#### Stored data:
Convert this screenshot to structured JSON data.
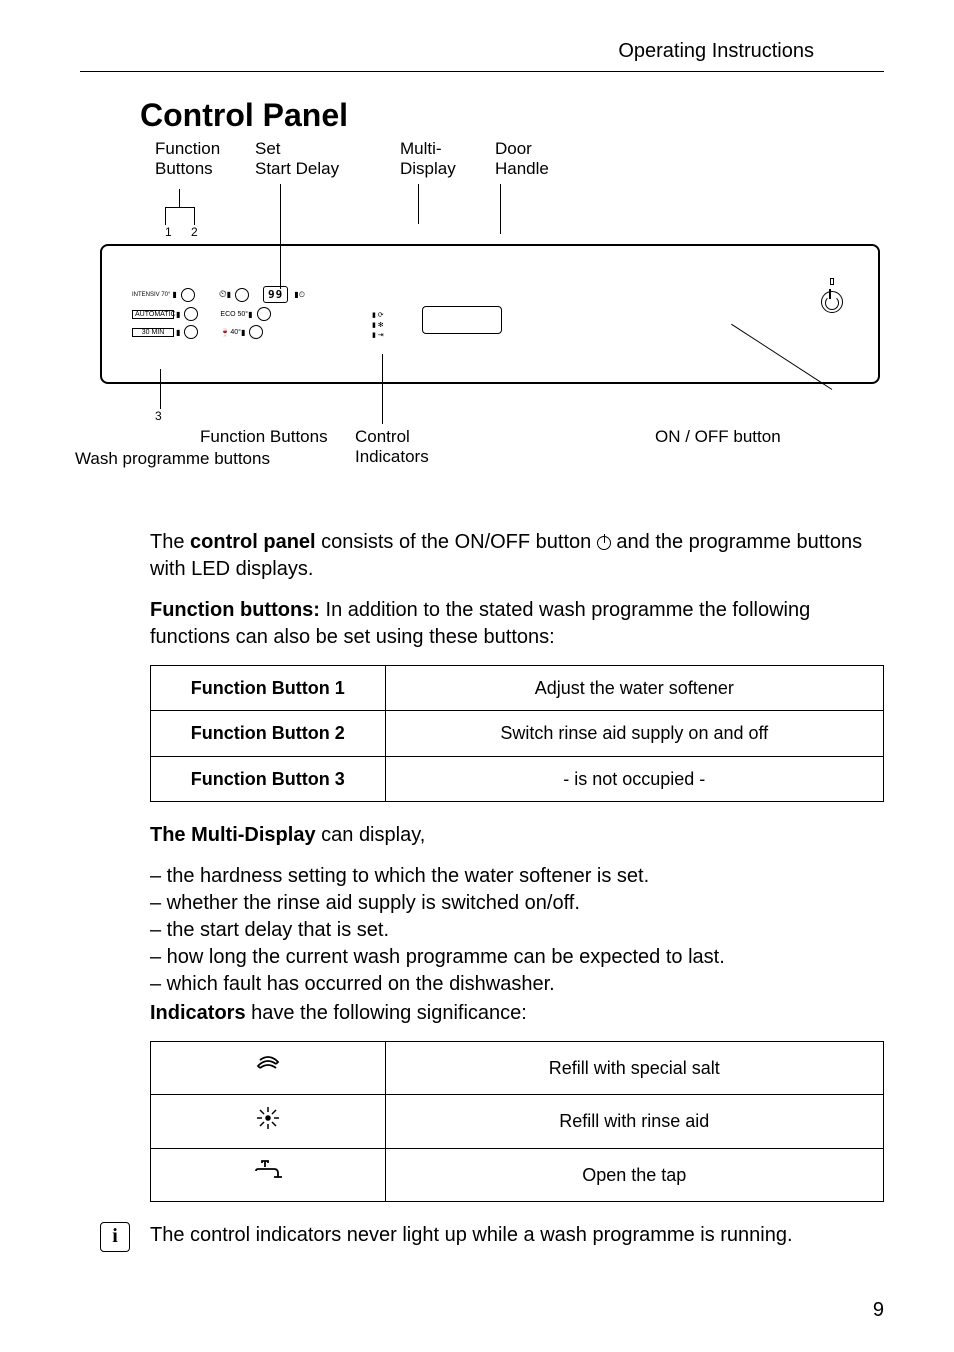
{
  "header": {
    "title": "Operating Instructions"
  },
  "heading": "Control Panel",
  "diagram": {
    "labels": {
      "function_buttons": "Function\nButtons",
      "set_start_delay": "Set\nStart Delay",
      "multi_display": "Multi-\nDisplay",
      "door_handle": "Door\nHandle",
      "num12": "1 2",
      "num3": "3",
      "function_buttons_b": "Function Buttons",
      "wash_prog": "Wash programme buttons",
      "control_indicators": "Control\nIndicators",
      "onoff": "ON / OFF button"
    },
    "panel": {
      "prog1": "INTENSIV 70°",
      "prog2": "AUTOMATIC",
      "prog3": "30 MIN",
      "col2_1": "ECO 50°",
      "col2_2": "40°",
      "display": "99"
    }
  },
  "body": {
    "p1_a": "The ",
    "p1_b": "control panel",
    "p1_c": " consists of the ON/OFF button ",
    "p1_d": " and the programme buttons with LED displays.",
    "p2_a": "Function buttons:",
    "p2_b": " In addition to the stated wash programme the following functions can also be set using these buttons:"
  },
  "func_table": [
    {
      "label": "Function Button 1",
      "desc": "Adjust the water softener"
    },
    {
      "label": "Function Button 2",
      "desc": "Switch rinse aid supply on and off"
    },
    {
      "label": "Function Button 3",
      "desc": "- is not occupied -"
    }
  ],
  "multi_display": {
    "heading": "The Multi-Display",
    "heading_after": " can display,",
    "items": [
      "– the hardness setting to which the water softener is set.",
      "– whether the rinse aid supply is switched on/off.",
      "– the start delay that is set.",
      "– how long the current wash programme can be expected to last.",
      "– which fault has occurred on the dishwasher."
    ]
  },
  "indicators": {
    "heading": "Indicators",
    "heading_after": " have the following significance:",
    "rows": [
      {
        "icon": "salt",
        "desc": "Refill with special salt"
      },
      {
        "icon": "rinse",
        "desc": "Refill with rinse aid"
      },
      {
        "icon": "tap",
        "desc": "Open the tap"
      }
    ]
  },
  "info_note": "The control indicators never light up while a wash programme is running.",
  "page_number": "9"
}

#### Work to complete:
Reply with the number of lines in the data that include the string "Refill" and nothing else.

#### Response:
2